**OBJECTIVE:** Pick out all lines of the entries that include the word "style" and copy them.

[start]

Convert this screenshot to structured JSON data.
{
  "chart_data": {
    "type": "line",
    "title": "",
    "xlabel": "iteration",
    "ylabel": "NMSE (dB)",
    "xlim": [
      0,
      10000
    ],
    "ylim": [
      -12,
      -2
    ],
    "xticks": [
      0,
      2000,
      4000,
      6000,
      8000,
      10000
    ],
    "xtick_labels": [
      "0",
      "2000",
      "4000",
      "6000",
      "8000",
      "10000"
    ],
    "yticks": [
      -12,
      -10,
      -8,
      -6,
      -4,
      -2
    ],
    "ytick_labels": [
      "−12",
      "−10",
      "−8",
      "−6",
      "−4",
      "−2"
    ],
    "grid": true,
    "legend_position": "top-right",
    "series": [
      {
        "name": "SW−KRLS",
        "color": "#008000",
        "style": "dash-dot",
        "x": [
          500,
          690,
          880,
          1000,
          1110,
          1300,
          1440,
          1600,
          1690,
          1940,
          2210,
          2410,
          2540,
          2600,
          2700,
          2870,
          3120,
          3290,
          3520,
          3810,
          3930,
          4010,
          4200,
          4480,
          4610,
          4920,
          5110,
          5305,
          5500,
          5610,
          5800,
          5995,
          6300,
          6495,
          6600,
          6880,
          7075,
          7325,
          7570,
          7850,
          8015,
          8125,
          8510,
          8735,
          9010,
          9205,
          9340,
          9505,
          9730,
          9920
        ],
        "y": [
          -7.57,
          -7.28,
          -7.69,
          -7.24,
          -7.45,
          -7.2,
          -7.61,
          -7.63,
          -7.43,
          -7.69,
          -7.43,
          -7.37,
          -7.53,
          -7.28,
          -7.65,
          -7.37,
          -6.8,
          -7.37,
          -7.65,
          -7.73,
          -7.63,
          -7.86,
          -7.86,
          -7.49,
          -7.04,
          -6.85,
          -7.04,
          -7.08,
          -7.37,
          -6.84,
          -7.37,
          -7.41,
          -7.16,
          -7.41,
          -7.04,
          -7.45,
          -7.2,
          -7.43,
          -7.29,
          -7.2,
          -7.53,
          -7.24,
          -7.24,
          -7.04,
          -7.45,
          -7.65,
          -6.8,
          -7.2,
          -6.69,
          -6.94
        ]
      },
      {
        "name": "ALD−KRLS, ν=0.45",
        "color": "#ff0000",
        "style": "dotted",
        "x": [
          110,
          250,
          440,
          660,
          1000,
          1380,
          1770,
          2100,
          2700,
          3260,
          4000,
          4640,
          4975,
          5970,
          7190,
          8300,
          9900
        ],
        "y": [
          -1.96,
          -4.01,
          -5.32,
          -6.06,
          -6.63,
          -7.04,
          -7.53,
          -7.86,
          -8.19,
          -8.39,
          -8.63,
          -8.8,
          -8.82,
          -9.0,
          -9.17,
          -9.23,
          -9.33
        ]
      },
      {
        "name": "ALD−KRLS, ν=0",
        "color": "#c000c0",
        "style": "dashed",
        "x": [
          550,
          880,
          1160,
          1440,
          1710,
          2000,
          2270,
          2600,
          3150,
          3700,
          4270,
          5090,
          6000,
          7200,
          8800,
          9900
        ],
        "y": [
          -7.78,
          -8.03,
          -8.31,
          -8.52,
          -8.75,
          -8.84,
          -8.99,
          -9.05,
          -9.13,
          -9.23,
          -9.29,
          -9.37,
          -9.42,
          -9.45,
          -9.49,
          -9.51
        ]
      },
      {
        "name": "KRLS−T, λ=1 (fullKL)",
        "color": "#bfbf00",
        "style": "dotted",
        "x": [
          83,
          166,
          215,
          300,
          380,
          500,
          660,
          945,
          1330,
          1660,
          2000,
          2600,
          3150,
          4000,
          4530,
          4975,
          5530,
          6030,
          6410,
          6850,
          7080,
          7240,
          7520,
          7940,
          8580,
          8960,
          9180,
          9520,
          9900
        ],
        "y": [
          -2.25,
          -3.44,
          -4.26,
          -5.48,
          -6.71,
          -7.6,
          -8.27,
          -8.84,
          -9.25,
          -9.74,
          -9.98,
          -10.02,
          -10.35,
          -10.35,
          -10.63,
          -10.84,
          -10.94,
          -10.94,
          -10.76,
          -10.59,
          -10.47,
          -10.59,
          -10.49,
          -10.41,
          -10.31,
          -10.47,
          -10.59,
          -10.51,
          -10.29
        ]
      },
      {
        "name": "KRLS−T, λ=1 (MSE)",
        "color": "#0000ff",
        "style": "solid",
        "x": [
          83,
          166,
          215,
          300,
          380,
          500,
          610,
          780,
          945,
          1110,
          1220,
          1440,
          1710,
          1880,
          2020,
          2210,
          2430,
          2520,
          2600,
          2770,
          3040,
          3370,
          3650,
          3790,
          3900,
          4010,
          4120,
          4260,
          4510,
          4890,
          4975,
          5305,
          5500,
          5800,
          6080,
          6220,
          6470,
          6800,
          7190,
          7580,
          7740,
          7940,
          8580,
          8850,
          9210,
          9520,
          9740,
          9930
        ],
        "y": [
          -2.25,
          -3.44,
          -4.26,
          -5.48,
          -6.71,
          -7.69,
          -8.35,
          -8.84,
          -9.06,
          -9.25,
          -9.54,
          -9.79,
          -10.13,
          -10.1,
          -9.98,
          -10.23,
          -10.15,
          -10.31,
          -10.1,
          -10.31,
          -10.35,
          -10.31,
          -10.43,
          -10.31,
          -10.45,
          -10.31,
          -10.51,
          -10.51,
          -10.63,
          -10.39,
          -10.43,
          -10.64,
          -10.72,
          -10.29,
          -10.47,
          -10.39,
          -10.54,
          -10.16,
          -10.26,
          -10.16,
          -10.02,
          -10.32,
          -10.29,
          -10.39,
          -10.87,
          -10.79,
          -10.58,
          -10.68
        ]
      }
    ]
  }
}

[end]

**RESULT OF THIS EXERCISE:**
        "style": "dash-dot",
        "style": "dotted",
        "style": "dashed",
        "style": "dotted",
        "style": "solid",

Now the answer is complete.